- _WHAT IS BEING ASKED_
Send each entry back exactly as given, pictures excluded.

▬▬▬▬▬▬

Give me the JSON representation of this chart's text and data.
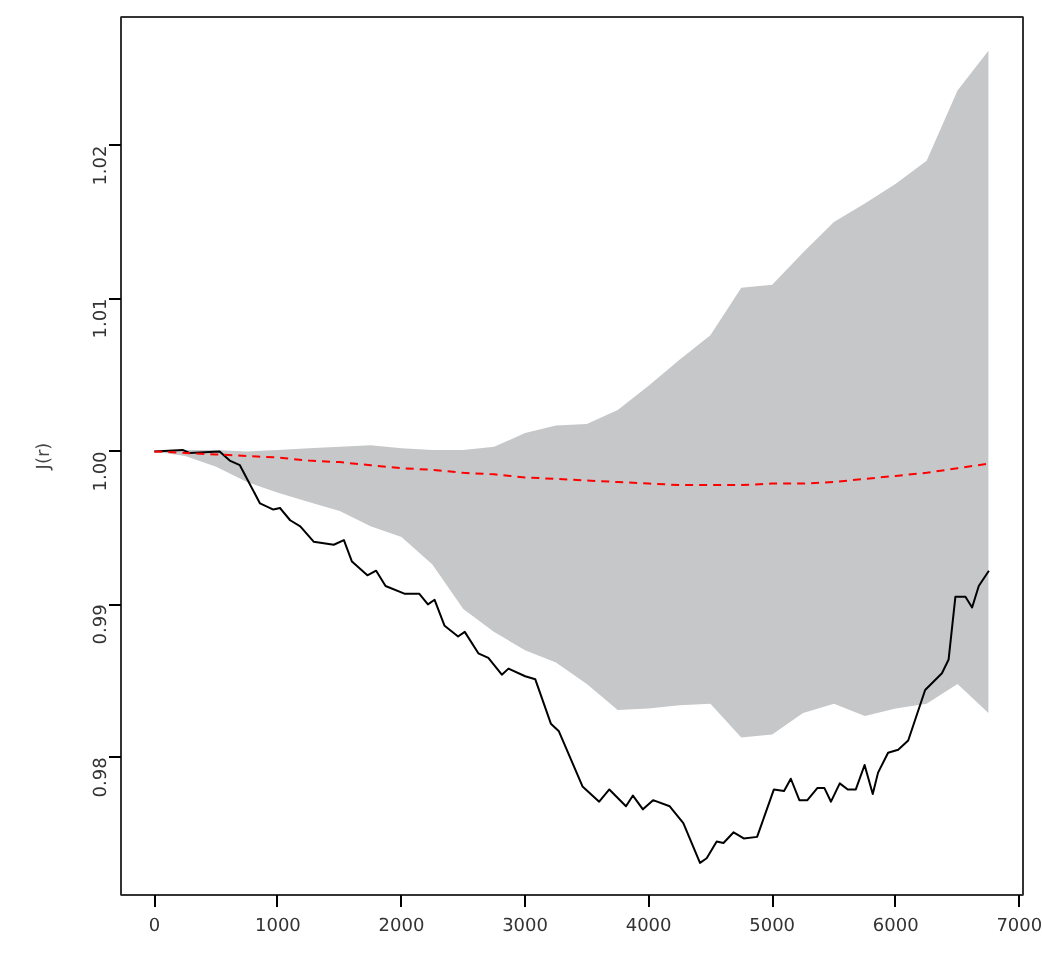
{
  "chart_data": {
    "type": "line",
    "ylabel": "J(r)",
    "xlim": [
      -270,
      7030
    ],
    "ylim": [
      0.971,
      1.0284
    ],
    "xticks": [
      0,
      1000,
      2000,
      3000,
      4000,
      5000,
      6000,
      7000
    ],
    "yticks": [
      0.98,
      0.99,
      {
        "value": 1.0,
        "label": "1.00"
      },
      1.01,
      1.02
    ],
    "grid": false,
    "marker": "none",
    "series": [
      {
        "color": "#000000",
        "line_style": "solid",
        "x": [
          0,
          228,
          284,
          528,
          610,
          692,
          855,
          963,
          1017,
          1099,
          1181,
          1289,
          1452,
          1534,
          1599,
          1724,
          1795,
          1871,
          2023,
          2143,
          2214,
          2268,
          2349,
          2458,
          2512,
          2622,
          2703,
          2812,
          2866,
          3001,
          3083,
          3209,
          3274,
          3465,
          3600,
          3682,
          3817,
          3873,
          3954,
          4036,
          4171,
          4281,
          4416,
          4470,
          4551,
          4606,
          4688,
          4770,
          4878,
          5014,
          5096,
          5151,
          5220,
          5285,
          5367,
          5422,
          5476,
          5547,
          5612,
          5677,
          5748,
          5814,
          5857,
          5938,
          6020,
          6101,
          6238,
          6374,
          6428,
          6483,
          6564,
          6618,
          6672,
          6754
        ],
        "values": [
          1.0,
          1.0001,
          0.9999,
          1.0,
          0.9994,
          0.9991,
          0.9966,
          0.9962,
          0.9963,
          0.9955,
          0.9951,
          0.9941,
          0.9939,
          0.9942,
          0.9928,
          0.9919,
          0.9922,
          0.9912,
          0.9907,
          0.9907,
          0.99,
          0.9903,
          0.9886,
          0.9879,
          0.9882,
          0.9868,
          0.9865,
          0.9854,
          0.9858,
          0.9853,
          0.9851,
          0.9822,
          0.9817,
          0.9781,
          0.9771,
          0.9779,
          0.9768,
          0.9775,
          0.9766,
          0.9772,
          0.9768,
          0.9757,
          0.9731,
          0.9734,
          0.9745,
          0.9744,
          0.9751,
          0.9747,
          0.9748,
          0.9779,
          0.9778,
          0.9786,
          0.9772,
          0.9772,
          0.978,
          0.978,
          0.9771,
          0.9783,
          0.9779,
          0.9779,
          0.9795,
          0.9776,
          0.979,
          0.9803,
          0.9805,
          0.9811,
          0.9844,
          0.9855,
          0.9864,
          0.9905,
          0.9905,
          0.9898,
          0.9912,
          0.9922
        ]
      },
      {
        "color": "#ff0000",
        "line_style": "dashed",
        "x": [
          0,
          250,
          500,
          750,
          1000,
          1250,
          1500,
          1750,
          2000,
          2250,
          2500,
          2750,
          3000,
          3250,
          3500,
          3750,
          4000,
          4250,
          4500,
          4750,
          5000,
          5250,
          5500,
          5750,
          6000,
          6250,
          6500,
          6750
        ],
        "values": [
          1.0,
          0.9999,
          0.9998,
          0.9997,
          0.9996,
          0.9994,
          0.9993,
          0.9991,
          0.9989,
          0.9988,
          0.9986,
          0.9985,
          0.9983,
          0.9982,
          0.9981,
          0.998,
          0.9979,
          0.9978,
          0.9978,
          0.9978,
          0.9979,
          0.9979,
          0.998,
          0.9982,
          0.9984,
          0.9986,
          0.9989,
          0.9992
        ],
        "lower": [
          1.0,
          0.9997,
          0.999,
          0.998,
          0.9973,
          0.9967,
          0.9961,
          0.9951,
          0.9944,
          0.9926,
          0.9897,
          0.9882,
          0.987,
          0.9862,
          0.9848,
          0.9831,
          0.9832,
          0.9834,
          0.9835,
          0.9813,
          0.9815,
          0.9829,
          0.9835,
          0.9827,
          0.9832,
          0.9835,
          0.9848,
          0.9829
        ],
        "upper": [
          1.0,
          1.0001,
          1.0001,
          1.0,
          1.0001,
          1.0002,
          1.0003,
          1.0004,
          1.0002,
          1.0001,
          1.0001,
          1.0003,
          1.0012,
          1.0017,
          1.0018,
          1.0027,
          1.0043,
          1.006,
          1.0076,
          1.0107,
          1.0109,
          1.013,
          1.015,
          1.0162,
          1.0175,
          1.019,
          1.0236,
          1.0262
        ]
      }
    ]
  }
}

▬▬▬▬▬▬

- _RESPONSE_
Give me the JSON representation of this chart's text and data.
{
  "chart_data": {
    "type": "line",
    "ylabel": "J(r)",
    "xlim": [
      -270,
      7030
    ],
    "ylim": [
      0.971,
      1.0284
    ],
    "xticks": [
      0,
      1000,
      2000,
      3000,
      4000,
      5000,
      6000,
      7000
    ],
    "yticks": [
      0.98,
      0.99,
      {
        "value": 1.0,
        "label": "1.00"
      },
      1.01,
      1.02
    ],
    "grid": false,
    "marker": "none",
    "series": [
      {
        "color": "#000000",
        "line_style": "solid",
        "x": [
          0,
          228,
          284,
          528,
          610,
          692,
          855,
          963,
          1017,
          1099,
          1181,
          1289,
          1452,
          1534,
          1599,
          1724,
          1795,
          1871,
          2023,
          2143,
          2214,
          2268,
          2349,
          2458,
          2512,
          2622,
          2703,
          2812,
          2866,
          3001,
          3083,
          3209,
          3274,
          3465,
          3600,
          3682,
          3817,
          3873,
          3954,
          4036,
          4171,
          4281,
          4416,
          4470,
          4551,
          4606,
          4688,
          4770,
          4878,
          5014,
          5096,
          5151,
          5220,
          5285,
          5367,
          5422,
          5476,
          5547,
          5612,
          5677,
          5748,
          5814,
          5857,
          5938,
          6020,
          6101,
          6238,
          6374,
          6428,
          6483,
          6564,
          6618,
          6672,
          6754
        ],
        "values": [
          1.0,
          1.0001,
          0.9999,
          1.0,
          0.9994,
          0.9991,
          0.9966,
          0.9962,
          0.9963,
          0.9955,
          0.9951,
          0.9941,
          0.9939,
          0.9942,
          0.9928,
          0.9919,
          0.9922,
          0.9912,
          0.9907,
          0.9907,
          0.99,
          0.9903,
          0.9886,
          0.9879,
          0.9882,
          0.9868,
          0.9865,
          0.9854,
          0.9858,
          0.9853,
          0.9851,
          0.9822,
          0.9817,
          0.9781,
          0.9771,
          0.9779,
          0.9768,
          0.9775,
          0.9766,
          0.9772,
          0.9768,
          0.9757,
          0.9731,
          0.9734,
          0.9745,
          0.9744,
          0.9751,
          0.9747,
          0.9748,
          0.9779,
          0.9778,
          0.9786,
          0.9772,
          0.9772,
          0.978,
          0.978,
          0.9771,
          0.9783,
          0.9779,
          0.9779,
          0.9795,
          0.9776,
          0.979,
          0.9803,
          0.9805,
          0.9811,
          0.9844,
          0.9855,
          0.9864,
          0.9905,
          0.9905,
          0.9898,
          0.9912,
          0.9922
        ]
      },
      {
        "color": "#ff0000",
        "line_style": "dashed",
        "x": [
          0,
          250,
          500,
          750,
          1000,
          1250,
          1500,
          1750,
          2000,
          2250,
          2500,
          2750,
          3000,
          3250,
          3500,
          3750,
          4000,
          4250,
          4500,
          4750,
          5000,
          5250,
          5500,
          5750,
          6000,
          6250,
          6500,
          6750
        ],
        "values": [
          1.0,
          0.9999,
          0.9998,
          0.9997,
          0.9996,
          0.9994,
          0.9993,
          0.9991,
          0.9989,
          0.9988,
          0.9986,
          0.9985,
          0.9983,
          0.9982,
          0.9981,
          0.998,
          0.9979,
          0.9978,
          0.9978,
          0.9978,
          0.9979,
          0.9979,
          0.998,
          0.9982,
          0.9984,
          0.9986,
          0.9989,
          0.9992
        ],
        "lower": [
          1.0,
          0.9997,
          0.999,
          0.998,
          0.9973,
          0.9967,
          0.9961,
          0.9951,
          0.9944,
          0.9926,
          0.9897,
          0.9882,
          0.987,
          0.9862,
          0.9848,
          0.9831,
          0.9832,
          0.9834,
          0.9835,
          0.9813,
          0.9815,
          0.9829,
          0.9835,
          0.9827,
          0.9832,
          0.9835,
          0.9848,
          0.9829
        ],
        "upper": [
          1.0,
          1.0001,
          1.0001,
          1.0,
          1.0001,
          1.0002,
          1.0003,
          1.0004,
          1.0002,
          1.0001,
          1.0001,
          1.0003,
          1.0012,
          1.0017,
          1.0018,
          1.0027,
          1.0043,
          1.006,
          1.0076,
          1.0107,
          1.0109,
          1.013,
          1.015,
          1.0162,
          1.0175,
          1.019,
          1.0236,
          1.0262
        ]
      }
    ]
  }
}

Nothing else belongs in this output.